▸ **Exercise directions**
Extract all lines containing "Galactic".

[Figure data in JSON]

·····

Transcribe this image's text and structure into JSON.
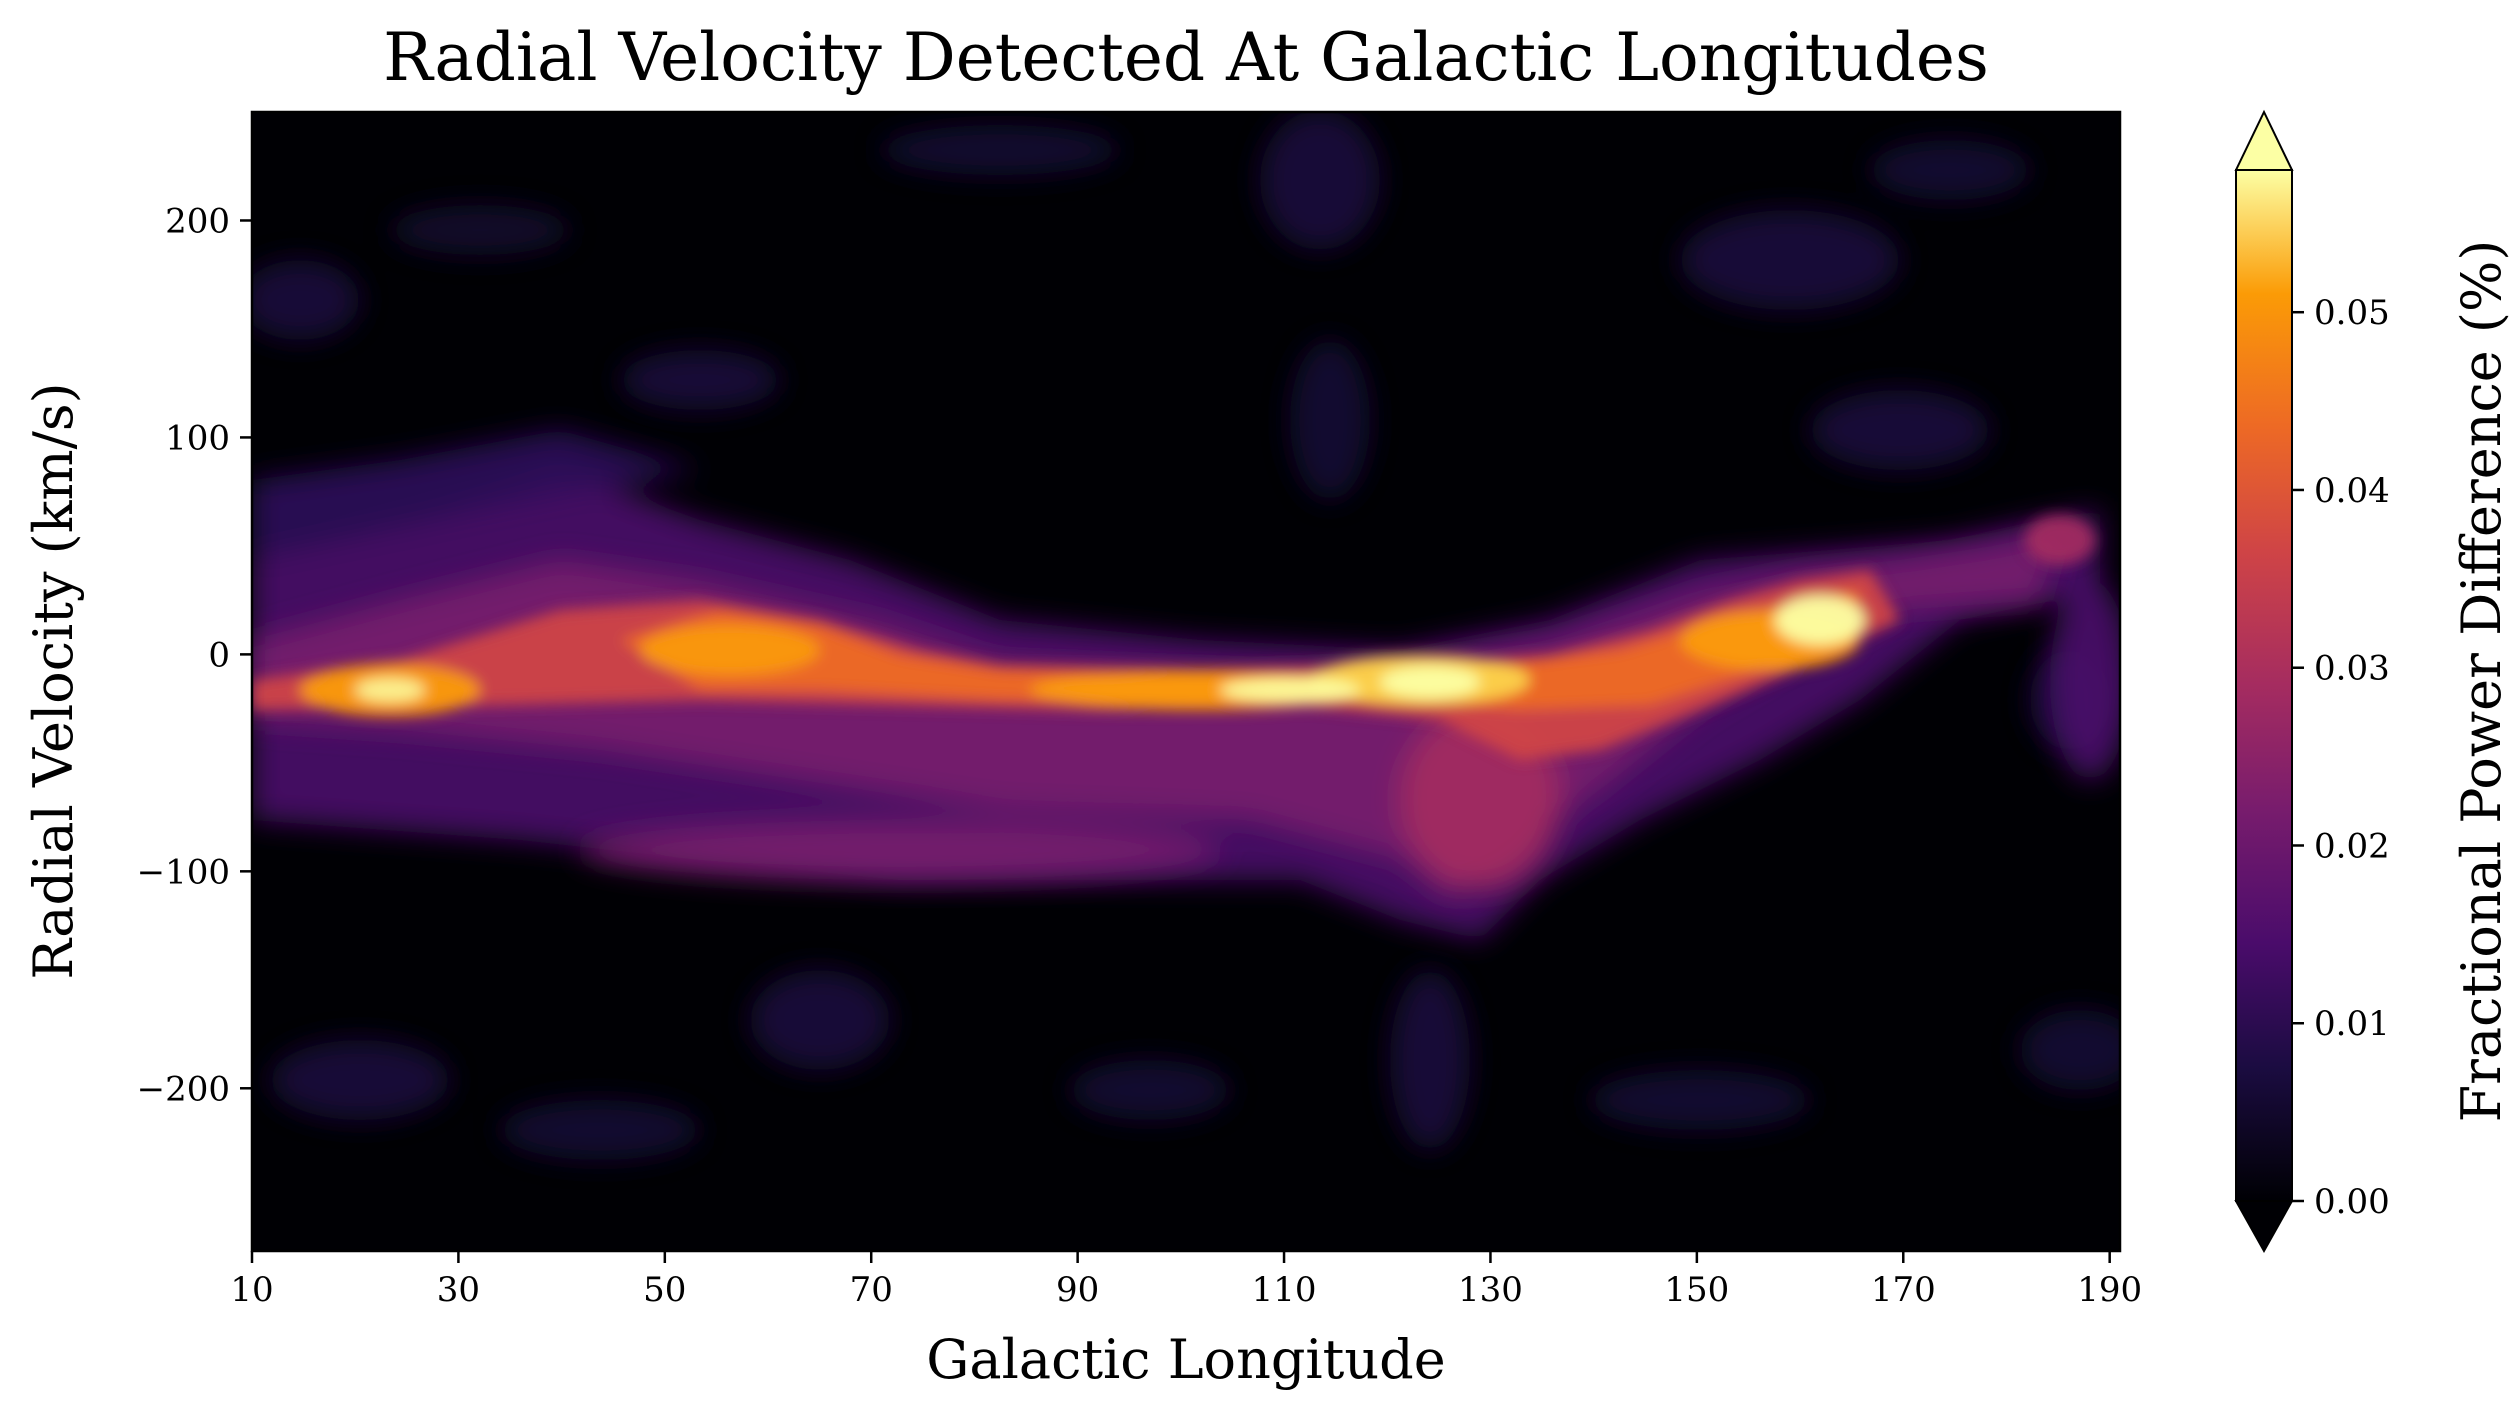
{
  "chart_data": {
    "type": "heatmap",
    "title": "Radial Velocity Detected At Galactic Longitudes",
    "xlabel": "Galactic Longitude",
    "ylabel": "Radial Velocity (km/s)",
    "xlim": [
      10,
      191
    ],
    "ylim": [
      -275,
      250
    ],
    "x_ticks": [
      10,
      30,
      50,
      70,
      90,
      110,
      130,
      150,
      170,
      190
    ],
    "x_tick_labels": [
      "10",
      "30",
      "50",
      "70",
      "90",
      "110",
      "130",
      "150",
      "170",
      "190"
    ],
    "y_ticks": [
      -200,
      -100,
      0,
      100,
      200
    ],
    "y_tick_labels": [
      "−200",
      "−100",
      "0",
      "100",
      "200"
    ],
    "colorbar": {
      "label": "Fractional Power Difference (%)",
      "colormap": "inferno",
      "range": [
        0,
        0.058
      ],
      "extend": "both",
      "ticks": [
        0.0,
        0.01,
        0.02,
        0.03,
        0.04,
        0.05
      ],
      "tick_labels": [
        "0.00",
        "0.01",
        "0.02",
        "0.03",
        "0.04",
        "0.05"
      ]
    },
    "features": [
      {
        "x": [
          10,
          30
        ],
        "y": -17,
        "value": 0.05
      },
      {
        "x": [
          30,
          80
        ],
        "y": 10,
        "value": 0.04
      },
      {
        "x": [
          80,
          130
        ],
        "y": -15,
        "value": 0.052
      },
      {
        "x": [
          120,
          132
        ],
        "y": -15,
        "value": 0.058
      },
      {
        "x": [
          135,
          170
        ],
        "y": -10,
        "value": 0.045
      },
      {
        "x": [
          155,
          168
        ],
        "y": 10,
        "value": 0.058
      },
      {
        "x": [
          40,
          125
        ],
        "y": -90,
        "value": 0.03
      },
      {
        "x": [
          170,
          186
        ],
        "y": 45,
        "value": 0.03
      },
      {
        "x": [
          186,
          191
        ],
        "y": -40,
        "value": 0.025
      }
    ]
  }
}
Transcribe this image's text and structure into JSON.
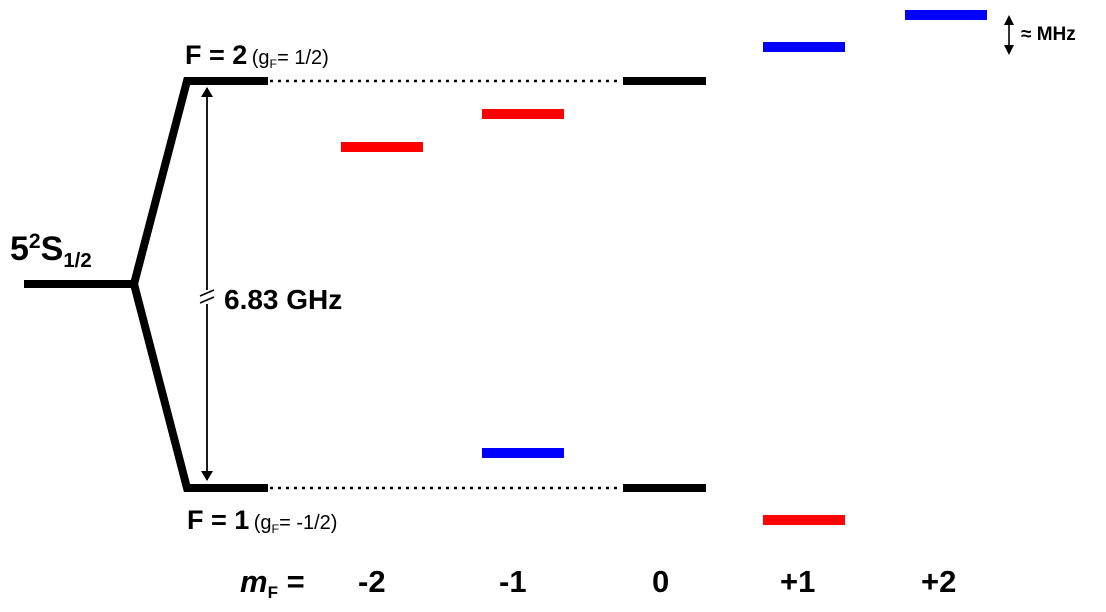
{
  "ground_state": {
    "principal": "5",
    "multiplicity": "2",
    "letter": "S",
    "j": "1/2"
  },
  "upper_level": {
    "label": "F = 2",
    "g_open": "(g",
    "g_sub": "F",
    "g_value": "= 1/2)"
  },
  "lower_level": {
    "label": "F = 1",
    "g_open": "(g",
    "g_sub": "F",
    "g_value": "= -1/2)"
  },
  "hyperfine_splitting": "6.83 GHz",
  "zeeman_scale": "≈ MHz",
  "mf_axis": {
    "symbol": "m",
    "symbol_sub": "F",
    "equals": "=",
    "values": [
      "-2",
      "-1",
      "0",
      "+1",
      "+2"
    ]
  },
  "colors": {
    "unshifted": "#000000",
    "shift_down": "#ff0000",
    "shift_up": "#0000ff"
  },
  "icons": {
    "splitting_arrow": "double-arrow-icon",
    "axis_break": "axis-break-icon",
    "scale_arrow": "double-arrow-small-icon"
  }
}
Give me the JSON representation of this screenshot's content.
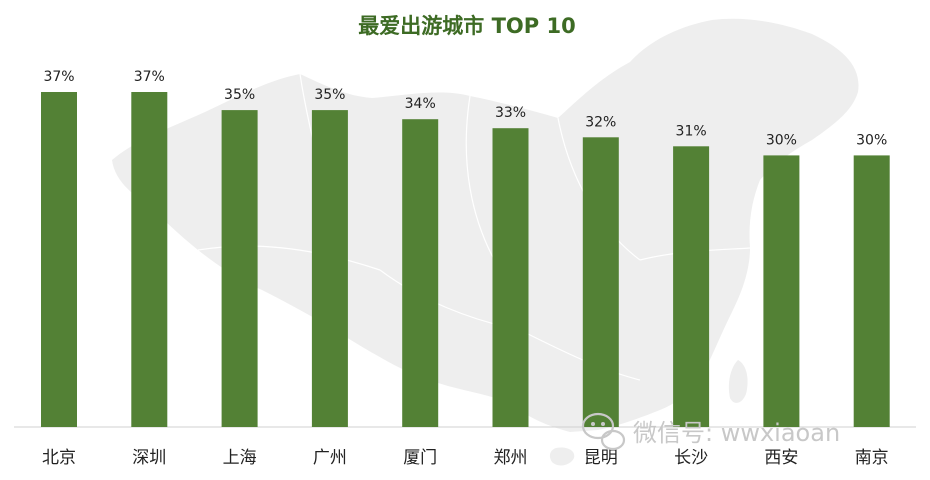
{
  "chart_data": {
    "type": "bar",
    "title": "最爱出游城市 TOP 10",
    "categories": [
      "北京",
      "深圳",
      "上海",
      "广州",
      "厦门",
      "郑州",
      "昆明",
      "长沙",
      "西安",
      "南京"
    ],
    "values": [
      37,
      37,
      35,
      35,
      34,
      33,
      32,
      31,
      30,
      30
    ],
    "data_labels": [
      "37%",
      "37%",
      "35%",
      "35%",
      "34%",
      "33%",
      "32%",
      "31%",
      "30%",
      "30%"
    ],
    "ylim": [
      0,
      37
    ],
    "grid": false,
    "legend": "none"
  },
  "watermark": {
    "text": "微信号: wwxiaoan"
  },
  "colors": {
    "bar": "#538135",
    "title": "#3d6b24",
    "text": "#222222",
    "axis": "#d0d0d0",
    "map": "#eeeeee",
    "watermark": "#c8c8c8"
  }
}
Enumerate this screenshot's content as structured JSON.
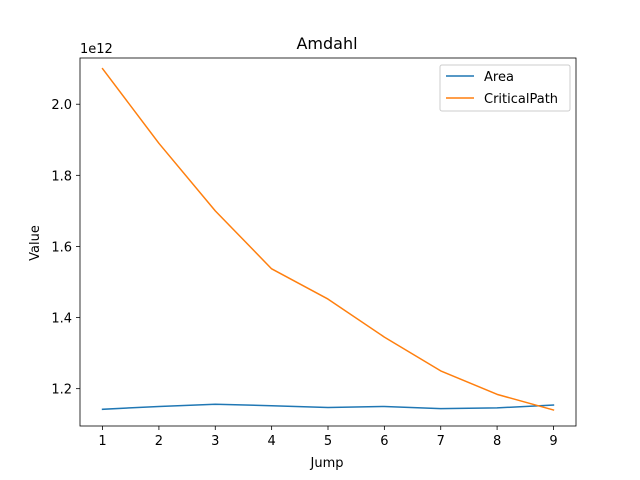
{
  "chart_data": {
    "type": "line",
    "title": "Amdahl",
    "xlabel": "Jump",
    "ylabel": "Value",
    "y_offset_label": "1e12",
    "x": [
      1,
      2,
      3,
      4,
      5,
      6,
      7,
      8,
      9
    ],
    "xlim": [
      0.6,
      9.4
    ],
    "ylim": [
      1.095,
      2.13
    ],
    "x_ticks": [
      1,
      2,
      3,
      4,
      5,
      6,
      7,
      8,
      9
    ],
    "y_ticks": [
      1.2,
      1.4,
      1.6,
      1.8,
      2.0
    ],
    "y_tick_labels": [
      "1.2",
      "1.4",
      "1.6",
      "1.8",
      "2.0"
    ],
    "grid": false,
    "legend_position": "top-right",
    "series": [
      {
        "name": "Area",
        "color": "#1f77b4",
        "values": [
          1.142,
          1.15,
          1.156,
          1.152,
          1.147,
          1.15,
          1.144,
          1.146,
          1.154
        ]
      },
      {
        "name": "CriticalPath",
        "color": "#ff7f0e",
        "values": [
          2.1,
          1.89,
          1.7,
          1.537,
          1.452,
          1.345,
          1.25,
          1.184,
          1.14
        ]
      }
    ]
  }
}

·····

▸ **Correct result**
    "title": "Radial Velocity Detected At Galactic Longitudes",
    "xlabel": "Galactic Longitude",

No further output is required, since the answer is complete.